**Task instructions**
Read the records and gather each line that includes "true".

**Dataset records**

-------------------------

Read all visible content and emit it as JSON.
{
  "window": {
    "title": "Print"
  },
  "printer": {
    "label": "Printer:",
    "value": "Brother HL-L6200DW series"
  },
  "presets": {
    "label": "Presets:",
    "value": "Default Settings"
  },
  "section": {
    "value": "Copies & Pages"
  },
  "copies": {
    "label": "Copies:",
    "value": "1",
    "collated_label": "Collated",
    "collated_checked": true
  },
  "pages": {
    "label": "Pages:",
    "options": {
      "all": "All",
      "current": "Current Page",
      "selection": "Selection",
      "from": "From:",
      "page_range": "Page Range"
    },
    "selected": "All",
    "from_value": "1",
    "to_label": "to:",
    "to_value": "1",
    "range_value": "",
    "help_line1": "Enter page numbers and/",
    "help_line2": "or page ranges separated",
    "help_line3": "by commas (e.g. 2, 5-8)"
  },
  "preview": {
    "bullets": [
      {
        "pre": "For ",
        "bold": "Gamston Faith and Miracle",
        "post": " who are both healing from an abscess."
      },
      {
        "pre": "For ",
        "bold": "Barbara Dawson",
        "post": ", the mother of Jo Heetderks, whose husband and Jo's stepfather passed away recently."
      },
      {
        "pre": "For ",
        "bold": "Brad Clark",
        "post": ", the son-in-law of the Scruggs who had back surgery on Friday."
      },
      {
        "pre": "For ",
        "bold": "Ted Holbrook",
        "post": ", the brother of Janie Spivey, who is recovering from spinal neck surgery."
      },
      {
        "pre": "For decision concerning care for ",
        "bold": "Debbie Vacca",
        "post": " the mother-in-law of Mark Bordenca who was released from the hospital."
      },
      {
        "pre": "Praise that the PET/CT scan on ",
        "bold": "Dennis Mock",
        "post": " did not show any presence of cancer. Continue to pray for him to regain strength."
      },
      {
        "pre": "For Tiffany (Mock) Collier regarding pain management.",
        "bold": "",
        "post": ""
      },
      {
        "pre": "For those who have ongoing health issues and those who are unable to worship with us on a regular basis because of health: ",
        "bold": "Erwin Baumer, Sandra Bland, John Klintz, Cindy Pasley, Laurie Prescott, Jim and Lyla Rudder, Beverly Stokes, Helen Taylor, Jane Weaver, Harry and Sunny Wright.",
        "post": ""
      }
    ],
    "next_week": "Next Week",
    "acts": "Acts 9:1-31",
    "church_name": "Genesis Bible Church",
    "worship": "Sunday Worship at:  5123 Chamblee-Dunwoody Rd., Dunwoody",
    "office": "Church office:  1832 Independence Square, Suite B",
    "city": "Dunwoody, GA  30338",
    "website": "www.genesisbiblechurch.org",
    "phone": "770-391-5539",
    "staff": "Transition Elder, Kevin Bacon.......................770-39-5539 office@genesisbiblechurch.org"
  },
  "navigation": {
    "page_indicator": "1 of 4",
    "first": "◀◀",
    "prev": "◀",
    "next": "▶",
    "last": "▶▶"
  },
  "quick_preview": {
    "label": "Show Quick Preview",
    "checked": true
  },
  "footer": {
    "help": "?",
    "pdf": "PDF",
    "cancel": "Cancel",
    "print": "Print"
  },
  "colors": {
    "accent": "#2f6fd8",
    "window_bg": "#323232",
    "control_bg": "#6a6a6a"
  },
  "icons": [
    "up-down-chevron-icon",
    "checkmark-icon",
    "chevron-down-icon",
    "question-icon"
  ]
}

-------------------------

**Solution for this problem**
    "collated_checked": true
    "checked": true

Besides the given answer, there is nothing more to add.